▶ [TASK GOAL]
Copy every record word for word.

▶ [GIVEN RECORDS]
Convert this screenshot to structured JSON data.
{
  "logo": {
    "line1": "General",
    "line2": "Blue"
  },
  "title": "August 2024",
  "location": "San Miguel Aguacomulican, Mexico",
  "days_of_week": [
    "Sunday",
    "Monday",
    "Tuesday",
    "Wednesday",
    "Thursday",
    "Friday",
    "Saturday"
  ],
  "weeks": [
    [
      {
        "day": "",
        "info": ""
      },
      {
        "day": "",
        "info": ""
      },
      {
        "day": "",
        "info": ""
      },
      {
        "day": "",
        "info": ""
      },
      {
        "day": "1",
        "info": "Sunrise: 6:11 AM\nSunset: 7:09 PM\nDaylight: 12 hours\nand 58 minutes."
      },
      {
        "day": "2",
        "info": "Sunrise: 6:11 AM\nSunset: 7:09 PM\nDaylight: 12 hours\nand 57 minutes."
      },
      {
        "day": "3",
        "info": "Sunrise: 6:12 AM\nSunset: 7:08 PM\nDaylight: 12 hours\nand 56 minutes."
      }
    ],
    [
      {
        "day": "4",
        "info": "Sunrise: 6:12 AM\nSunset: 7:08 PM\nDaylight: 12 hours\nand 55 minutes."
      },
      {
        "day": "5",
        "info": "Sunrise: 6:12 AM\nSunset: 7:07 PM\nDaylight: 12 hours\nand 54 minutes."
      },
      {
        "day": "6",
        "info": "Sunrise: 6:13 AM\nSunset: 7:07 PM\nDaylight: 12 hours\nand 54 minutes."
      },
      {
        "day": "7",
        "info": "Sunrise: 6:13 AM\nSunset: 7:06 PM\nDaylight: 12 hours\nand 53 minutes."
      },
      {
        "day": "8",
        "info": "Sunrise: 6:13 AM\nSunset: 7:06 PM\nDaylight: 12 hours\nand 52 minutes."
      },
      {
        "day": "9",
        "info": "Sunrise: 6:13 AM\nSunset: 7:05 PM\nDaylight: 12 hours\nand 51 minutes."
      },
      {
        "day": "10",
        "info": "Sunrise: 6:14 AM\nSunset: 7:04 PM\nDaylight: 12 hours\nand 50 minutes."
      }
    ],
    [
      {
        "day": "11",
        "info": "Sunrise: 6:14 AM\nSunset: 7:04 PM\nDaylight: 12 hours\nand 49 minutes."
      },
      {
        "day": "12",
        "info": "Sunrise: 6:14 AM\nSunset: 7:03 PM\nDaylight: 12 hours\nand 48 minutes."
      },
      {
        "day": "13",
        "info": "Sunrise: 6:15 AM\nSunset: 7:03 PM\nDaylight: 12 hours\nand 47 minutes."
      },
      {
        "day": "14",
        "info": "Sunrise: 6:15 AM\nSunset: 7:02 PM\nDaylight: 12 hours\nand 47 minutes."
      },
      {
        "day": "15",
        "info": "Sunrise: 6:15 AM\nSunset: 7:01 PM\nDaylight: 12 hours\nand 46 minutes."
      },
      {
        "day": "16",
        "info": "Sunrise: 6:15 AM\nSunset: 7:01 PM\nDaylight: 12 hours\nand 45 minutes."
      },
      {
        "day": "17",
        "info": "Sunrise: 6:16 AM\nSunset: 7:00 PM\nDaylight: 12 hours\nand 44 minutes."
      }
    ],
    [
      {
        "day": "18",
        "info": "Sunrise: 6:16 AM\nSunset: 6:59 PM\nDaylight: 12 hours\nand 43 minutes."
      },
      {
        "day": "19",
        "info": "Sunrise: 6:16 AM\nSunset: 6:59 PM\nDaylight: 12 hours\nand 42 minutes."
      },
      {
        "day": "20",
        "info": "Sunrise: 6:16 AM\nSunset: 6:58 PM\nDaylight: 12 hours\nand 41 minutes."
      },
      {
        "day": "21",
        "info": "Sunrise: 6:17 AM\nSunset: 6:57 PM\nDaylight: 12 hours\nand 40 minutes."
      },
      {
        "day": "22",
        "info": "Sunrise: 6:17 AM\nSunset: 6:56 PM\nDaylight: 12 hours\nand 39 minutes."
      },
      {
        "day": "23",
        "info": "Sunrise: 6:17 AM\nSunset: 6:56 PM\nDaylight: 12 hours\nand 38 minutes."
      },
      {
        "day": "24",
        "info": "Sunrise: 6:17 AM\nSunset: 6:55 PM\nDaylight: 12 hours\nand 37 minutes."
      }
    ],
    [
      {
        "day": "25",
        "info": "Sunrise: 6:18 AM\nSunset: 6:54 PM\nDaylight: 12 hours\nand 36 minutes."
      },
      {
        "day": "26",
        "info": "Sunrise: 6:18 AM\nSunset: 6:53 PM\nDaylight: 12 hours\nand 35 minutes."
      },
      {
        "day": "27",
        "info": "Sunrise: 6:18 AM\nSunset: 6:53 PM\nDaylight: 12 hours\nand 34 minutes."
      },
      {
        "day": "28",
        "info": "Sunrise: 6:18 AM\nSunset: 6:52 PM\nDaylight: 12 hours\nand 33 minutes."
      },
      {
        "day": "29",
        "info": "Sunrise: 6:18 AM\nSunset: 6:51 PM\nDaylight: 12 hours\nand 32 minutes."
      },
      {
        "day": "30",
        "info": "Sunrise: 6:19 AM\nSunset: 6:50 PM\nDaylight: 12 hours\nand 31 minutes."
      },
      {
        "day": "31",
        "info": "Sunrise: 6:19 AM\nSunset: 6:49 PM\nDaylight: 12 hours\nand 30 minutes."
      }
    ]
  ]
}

▶ [ANSWER BELOW]
Convert this screenshot to structured JSON data.
{
  "logo": {
    "line1": "General",
    "line2": "Blue"
  },
  "title": "August 2024",
  "location": "San Miguel Aguacomulican, Mexico",
  "days_of_week": [
    "Sunday",
    "Monday",
    "Tuesday",
    "Wednesday",
    "Thursday",
    "Friday",
    "Saturday"
  ],
  "weeks": [
    [
      {
        "day": "",
        "info": ""
      },
      {
        "day": "",
        "info": ""
      },
      {
        "day": "",
        "info": ""
      },
      {
        "day": "",
        "info": ""
      },
      {
        "day": "1",
        "info": "Sunrise: 6:11 AM\nSunset: 7:09 PM\nDaylight: 12 hours\nand 58 minutes."
      },
      {
        "day": "2",
        "info": "Sunrise: 6:11 AM\nSunset: 7:09 PM\nDaylight: 12 hours\nand 57 minutes."
      },
      {
        "day": "3",
        "info": "Sunrise: 6:12 AM\nSunset: 7:08 PM\nDaylight: 12 hours\nand 56 minutes."
      }
    ],
    [
      {
        "day": "4",
        "info": "Sunrise: 6:12 AM\nSunset: 7:08 PM\nDaylight: 12 hours\nand 55 minutes."
      },
      {
        "day": "5",
        "info": "Sunrise: 6:12 AM\nSunset: 7:07 PM\nDaylight: 12 hours\nand 54 minutes."
      },
      {
        "day": "6",
        "info": "Sunrise: 6:13 AM\nSunset: 7:07 PM\nDaylight: 12 hours\nand 54 minutes."
      },
      {
        "day": "7",
        "info": "Sunrise: 6:13 AM\nSunset: 7:06 PM\nDaylight: 12 hours\nand 53 minutes."
      },
      {
        "day": "8",
        "info": "Sunrise: 6:13 AM\nSunset: 7:06 PM\nDaylight: 12 hours\nand 52 minutes."
      },
      {
        "day": "9",
        "info": "Sunrise: 6:13 AM\nSunset: 7:05 PM\nDaylight: 12 hours\nand 51 minutes."
      },
      {
        "day": "10",
        "info": "Sunrise: 6:14 AM\nSunset: 7:04 PM\nDaylight: 12 hours\nand 50 minutes."
      }
    ],
    [
      {
        "day": "11",
        "info": "Sunrise: 6:14 AM\nSunset: 7:04 PM\nDaylight: 12 hours\nand 49 minutes."
      },
      {
        "day": "12",
        "info": "Sunrise: 6:14 AM\nSunset: 7:03 PM\nDaylight: 12 hours\nand 48 minutes."
      },
      {
        "day": "13",
        "info": "Sunrise: 6:15 AM\nSunset: 7:03 PM\nDaylight: 12 hours\nand 47 minutes."
      },
      {
        "day": "14",
        "info": "Sunrise: 6:15 AM\nSunset: 7:02 PM\nDaylight: 12 hours\nand 47 minutes."
      },
      {
        "day": "15",
        "info": "Sunrise: 6:15 AM\nSunset: 7:01 PM\nDaylight: 12 hours\nand 46 minutes."
      },
      {
        "day": "16",
        "info": "Sunrise: 6:15 AM\nSunset: 7:01 PM\nDaylight: 12 hours\nand 45 minutes."
      },
      {
        "day": "17",
        "info": "Sunrise: 6:16 AM\nSunset: 7:00 PM\nDaylight: 12 hours\nand 44 minutes."
      }
    ],
    [
      {
        "day": "18",
        "info": "Sunrise: 6:16 AM\nSunset: 6:59 PM\nDaylight: 12 hours\nand 43 minutes."
      },
      {
        "day": "19",
        "info": "Sunrise: 6:16 AM\nSunset: 6:59 PM\nDaylight: 12 hours\nand 42 minutes."
      },
      {
        "day": "20",
        "info": "Sunrise: 6:16 AM\nSunset: 6:58 PM\nDaylight: 12 hours\nand 41 minutes."
      },
      {
        "day": "21",
        "info": "Sunrise: 6:17 AM\nSunset: 6:57 PM\nDaylight: 12 hours\nand 40 minutes."
      },
      {
        "day": "22",
        "info": "Sunrise: 6:17 AM\nSunset: 6:56 PM\nDaylight: 12 hours\nand 39 minutes."
      },
      {
        "day": "23",
        "info": "Sunrise: 6:17 AM\nSunset: 6:56 PM\nDaylight: 12 hours\nand 38 minutes."
      },
      {
        "day": "24",
        "info": "Sunrise: 6:17 AM\nSunset: 6:55 PM\nDaylight: 12 hours\nand 37 minutes."
      }
    ],
    [
      {
        "day": "25",
        "info": "Sunrise: 6:18 AM\nSunset: 6:54 PM\nDaylight: 12 hours\nand 36 minutes."
      },
      {
        "day": "26",
        "info": "Sunrise: 6:18 AM\nSunset: 6:53 PM\nDaylight: 12 hours\nand 35 minutes."
      },
      {
        "day": "27",
        "info": "Sunrise: 6:18 AM\nSunset: 6:53 PM\nDaylight: 12 hours\nand 34 minutes."
      },
      {
        "day": "28",
        "info": "Sunrise: 6:18 AM\nSunset: 6:52 PM\nDaylight: 12 hours\nand 33 minutes."
      },
      {
        "day": "29",
        "info": "Sunrise: 6:18 AM\nSunset: 6:51 PM\nDaylight: 12 hours\nand 32 minutes."
      },
      {
        "day": "30",
        "info": "Sunrise: 6:19 AM\nSunset: 6:50 PM\nDaylight: 12 hours\nand 31 minutes."
      },
      {
        "day": "31",
        "info": "Sunrise: 6:19 AM\nSunset: 6:49 PM\nDaylight: 12 hours\nand 30 minutes."
      }
    ]
  ]
}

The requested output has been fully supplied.